Copy the lines holding the word "ylabel", all of them.

"""

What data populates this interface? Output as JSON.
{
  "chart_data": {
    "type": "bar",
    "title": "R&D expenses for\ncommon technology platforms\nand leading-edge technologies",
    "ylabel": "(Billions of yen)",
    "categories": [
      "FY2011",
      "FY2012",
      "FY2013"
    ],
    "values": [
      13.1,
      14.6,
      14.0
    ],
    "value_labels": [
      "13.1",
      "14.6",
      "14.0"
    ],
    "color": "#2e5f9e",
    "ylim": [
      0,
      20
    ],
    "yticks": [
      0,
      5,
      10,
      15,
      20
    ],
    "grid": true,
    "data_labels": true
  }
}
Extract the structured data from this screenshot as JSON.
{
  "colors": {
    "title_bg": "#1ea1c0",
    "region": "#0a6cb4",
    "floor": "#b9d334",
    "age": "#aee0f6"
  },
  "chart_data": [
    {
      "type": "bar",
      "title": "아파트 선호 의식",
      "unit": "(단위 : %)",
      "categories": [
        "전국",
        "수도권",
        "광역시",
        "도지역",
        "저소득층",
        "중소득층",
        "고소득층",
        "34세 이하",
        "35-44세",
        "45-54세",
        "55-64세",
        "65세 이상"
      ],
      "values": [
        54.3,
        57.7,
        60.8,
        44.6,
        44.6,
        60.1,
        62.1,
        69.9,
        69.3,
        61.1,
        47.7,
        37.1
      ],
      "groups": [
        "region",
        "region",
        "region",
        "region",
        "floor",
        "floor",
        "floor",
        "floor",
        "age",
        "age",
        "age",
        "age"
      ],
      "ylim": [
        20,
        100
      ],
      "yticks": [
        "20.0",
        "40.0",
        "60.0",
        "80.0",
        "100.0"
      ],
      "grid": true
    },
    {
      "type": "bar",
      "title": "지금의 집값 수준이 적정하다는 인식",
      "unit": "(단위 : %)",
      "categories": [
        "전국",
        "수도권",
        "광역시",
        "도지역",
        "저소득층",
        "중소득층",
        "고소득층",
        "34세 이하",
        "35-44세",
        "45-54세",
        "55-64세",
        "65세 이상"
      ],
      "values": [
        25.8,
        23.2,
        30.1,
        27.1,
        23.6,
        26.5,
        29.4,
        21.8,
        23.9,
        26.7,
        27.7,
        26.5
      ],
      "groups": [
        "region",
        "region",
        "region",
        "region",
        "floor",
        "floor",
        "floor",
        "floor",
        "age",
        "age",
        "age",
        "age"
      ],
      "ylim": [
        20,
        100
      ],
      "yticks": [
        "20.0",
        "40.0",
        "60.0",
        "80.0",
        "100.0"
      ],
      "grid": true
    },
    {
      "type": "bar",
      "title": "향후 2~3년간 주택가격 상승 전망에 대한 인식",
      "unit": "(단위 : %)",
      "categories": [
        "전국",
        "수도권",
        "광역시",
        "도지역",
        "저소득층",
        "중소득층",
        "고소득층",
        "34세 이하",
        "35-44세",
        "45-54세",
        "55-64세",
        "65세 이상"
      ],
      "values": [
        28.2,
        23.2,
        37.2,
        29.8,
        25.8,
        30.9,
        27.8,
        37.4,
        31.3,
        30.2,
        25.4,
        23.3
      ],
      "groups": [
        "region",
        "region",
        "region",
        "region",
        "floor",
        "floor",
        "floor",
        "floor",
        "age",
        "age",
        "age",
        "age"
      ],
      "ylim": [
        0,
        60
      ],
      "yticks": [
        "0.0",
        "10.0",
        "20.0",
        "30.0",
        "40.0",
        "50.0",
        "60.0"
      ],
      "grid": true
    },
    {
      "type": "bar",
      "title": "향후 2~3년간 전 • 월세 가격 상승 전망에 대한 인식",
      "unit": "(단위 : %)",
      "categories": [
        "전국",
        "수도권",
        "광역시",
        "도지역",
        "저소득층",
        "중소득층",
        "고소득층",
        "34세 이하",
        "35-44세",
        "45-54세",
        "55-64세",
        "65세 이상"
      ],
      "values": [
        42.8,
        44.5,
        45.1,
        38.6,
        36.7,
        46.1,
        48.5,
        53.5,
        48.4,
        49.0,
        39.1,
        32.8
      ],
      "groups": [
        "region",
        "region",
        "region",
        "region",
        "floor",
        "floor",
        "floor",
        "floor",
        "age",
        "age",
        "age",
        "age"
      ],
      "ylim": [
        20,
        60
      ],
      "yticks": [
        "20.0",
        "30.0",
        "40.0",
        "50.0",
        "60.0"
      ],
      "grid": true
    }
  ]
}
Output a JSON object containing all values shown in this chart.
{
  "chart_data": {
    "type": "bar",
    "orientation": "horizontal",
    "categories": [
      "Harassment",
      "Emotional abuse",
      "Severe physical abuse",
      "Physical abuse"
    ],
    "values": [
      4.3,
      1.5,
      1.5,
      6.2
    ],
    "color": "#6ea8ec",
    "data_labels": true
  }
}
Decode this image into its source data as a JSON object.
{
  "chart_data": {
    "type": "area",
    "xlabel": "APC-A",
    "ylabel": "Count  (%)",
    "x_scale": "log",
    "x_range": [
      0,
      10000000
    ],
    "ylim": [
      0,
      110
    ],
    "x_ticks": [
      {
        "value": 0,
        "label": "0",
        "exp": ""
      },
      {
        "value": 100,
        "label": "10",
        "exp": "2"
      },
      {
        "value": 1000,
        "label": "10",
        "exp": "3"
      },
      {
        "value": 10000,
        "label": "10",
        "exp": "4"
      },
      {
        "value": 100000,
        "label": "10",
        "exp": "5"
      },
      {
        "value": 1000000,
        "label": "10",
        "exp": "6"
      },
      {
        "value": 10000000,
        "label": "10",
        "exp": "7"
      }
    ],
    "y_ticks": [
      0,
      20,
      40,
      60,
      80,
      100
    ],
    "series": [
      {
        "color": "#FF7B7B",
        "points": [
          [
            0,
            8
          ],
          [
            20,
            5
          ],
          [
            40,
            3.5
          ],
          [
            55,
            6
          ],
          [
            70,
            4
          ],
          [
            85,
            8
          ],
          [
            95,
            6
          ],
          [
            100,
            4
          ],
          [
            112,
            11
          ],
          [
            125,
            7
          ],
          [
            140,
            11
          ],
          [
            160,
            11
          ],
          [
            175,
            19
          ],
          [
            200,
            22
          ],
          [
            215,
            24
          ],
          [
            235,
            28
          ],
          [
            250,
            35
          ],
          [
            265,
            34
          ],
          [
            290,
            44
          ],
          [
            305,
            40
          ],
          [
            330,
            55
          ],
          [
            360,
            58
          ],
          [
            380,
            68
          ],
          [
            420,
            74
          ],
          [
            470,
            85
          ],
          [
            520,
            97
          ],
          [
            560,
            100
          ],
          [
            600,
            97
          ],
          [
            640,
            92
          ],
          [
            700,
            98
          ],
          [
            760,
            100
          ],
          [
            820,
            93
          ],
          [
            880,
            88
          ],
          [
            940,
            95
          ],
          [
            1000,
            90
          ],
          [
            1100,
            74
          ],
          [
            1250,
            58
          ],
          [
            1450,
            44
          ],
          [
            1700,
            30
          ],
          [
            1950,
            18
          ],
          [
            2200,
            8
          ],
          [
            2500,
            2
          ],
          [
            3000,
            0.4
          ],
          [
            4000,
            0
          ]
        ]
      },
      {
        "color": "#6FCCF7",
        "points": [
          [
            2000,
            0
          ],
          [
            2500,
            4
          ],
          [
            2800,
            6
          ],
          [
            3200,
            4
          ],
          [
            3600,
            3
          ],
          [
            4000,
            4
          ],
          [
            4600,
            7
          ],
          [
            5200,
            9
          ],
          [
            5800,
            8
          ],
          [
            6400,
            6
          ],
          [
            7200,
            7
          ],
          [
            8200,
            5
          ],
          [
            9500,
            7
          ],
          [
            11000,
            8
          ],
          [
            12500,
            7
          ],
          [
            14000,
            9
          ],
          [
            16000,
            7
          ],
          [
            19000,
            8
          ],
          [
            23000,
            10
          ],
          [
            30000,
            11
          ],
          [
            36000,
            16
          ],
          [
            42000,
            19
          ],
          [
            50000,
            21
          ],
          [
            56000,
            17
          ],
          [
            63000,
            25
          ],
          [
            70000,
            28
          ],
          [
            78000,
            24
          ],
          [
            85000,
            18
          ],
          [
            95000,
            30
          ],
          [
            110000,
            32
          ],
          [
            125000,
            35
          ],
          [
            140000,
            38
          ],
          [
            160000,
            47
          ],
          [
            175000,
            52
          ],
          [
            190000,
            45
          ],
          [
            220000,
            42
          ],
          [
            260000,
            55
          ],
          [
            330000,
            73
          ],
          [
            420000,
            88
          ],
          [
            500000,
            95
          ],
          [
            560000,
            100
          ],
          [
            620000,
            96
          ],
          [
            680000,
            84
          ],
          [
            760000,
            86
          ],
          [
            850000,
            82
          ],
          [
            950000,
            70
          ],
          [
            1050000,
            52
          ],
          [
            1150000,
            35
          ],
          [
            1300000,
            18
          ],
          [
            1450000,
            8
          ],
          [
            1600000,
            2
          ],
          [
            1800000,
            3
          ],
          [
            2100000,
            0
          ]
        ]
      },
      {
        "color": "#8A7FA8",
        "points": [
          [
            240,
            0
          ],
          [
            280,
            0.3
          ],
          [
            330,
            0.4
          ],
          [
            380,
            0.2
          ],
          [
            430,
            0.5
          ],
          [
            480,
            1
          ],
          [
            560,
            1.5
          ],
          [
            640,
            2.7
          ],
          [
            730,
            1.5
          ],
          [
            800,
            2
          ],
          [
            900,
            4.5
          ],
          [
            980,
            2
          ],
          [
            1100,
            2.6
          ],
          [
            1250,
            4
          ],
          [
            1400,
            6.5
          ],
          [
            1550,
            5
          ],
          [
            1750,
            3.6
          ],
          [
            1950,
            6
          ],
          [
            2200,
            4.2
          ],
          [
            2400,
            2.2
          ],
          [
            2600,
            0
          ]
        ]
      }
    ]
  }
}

"""

_Answer to this problem:_
    "ylabel": "(Billions of yen)",
    "ylabel": "Count  (%)",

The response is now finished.